= REQUEST =
Copy every line of the material below word for word.

Dataset records:
========================================================================

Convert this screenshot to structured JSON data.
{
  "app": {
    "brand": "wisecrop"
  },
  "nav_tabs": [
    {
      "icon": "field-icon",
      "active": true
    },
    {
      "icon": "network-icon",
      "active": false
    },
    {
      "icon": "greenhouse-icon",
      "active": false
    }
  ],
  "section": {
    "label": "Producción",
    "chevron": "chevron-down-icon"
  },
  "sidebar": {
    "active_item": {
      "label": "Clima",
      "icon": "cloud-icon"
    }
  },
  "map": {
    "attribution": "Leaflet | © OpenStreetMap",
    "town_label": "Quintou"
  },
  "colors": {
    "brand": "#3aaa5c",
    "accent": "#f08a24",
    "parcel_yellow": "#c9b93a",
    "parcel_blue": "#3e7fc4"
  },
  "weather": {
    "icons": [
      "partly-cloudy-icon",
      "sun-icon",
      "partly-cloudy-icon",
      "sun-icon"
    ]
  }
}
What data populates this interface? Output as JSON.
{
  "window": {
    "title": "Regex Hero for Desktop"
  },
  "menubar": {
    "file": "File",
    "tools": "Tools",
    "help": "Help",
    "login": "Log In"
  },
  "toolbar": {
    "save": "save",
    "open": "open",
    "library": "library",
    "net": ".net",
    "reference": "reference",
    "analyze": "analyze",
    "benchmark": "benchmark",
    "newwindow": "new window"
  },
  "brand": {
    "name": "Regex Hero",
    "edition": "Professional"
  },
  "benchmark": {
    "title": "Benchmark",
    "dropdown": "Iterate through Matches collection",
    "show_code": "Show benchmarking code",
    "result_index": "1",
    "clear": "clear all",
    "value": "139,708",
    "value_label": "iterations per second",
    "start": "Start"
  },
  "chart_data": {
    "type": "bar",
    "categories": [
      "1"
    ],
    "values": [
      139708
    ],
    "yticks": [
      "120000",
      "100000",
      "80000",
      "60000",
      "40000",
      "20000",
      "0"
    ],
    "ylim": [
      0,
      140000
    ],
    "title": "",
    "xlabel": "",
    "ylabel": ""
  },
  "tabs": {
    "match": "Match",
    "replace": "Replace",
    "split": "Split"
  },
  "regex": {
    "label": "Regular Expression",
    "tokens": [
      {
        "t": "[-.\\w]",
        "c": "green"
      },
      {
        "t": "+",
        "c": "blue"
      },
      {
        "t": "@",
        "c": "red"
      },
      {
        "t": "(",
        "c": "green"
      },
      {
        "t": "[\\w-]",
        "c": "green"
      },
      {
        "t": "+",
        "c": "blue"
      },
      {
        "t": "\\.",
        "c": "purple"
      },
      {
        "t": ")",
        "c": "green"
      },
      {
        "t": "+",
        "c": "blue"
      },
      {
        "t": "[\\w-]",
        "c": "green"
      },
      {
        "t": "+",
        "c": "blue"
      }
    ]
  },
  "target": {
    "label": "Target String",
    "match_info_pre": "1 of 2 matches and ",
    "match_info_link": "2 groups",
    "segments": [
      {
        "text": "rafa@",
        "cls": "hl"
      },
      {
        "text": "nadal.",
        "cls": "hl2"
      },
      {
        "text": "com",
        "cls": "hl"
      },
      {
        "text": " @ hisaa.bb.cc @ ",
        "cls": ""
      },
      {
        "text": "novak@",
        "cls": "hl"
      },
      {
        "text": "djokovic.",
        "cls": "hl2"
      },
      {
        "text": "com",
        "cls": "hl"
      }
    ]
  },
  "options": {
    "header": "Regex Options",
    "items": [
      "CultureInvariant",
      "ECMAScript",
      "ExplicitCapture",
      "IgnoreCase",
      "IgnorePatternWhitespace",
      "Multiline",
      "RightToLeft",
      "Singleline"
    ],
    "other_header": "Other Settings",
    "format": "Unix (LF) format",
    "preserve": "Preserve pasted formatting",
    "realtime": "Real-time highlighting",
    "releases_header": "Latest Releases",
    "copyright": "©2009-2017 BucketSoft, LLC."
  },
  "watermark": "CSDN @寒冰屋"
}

========================================================================

= TASK OUTPUT =
Convert this screenshot to structured JSON data.
{
  "app": {
    "brand": "wisecrop"
  },
  "nav_tabs": [
    {
      "icon": "field-icon",
      "active": true
    },
    {
      "icon": "network-icon",
      "active": false
    },
    {
      "icon": "greenhouse-icon",
      "active": false
    }
  ],
  "section": {
    "label": "Producción",
    "chevron": "chevron-down-icon"
  },
  "sidebar": {
    "active_item": {
      "label": "Clima",
      "icon": "cloud-icon"
    }
  },
  "map": {
    "attribution": "Leaflet | © OpenStreetMap",
    "town_label": "Quintou"
  },
  "colors": {
    "brand": "#3aaa5c",
    "accent": "#f08a24",
    "parcel_yellow": "#c9b93a",
    "parcel_blue": "#3e7fc4"
  },
  "weather": {
    "icons": [
      "partly-cloudy-icon",
      "sun-icon",
      "partly-cloudy-icon",
      "sun-icon"
    ]
  }
}
What data populates this interface? Output as JSON.
{
  "window": {
    "title": "Regex Hero for Desktop"
  },
  "menubar": {
    "file": "File",
    "tools": "Tools",
    "help": "Help",
    "login": "Log In"
  },
  "toolbar": {
    "save": "save",
    "open": "open",
    "library": "library",
    "net": ".net",
    "reference": "reference",
    "analyze": "analyze",
    "benchmark": "benchmark",
    "newwindow": "new window"
  },
  "brand": {
    "name": "Regex Hero",
    "edition": "Professional"
  },
  "benchmark": {
    "title": "Benchmark",
    "dropdown": "Iterate through Matches collection",
    "show_code": "Show benchmarking code",
    "result_index": "1",
    "clear": "clear all",
    "value": "139,708",
    "value_label": "iterations per second",
    "start": "Start"
  },
  "chart_data": {
    "type": "bar",
    "categories": [
      "1"
    ],
    "values": [
      139708
    ],
    "yticks": [
      "120000",
      "100000",
      "80000",
      "60000",
      "40000",
      "20000",
      "0"
    ],
    "ylim": [
      0,
      140000
    ],
    "title": "",
    "xlabel": "",
    "ylabel": ""
  },
  "tabs": {
    "match": "Match",
    "replace": "Replace",
    "split": "Split"
  },
  "regex": {
    "label": "Regular Expression",
    "tokens": [
      {
        "t": "[-.\\w]",
        "c": "green"
      },
      {
        "t": "+",
        "c": "blue"
      },
      {
        "t": "@",
        "c": "red"
      },
      {
        "t": "(",
        "c": "green"
      },
      {
        "t": "[\\w-]",
        "c": "green"
      },
      {
        "t": "+",
        "c": "blue"
      },
      {
        "t": "\\.",
        "c": "purple"
      },
      {
        "t": ")",
        "c": "green"
      },
      {
        "t": "+",
        "c": "blue"
      },
      {
        "t": "[\\w-]",
        "c": "green"
      },
      {
        "t": "+",
        "c": "blue"
      }
    ]
  },
  "target": {
    "label": "Target String",
    "match_info_pre": "1 of 2 matches and ",
    "match_info_link": "2 groups",
    "segments": [
      {
        "text": "rafa@",
        "cls": "hl"
      },
      {
        "text": "nadal.",
        "cls": "hl2"
      },
      {
        "text": "com",
        "cls": "hl"
      },
      {
        "text": " @ hisaa.bb.cc @ ",
        "cls": ""
      },
      {
        "text": "novak@",
        "cls": "hl"
      },
      {
        "text": "djokovic.",
        "cls": "hl2"
      },
      {
        "text": "com",
        "cls": "hl"
      }
    ]
  },
  "options": {
    "header": "Regex Options",
    "items": [
      "CultureInvariant",
      "ECMAScript",
      "ExplicitCapture",
      "IgnoreCase",
      "IgnorePatternWhitespace",
      "Multiline",
      "RightToLeft",
      "Singleline"
    ],
    "other_header": "Other Settings",
    "format": "Unix (LF) format",
    "preserve": "Preserve pasted formatting",
    "realtime": "Real-time highlighting",
    "releases_header": "Latest Releases",
    "copyright": "©2009-2017 BucketSoft, LLC."
  },
  "watermark": "CSDN @寒冰屋"
}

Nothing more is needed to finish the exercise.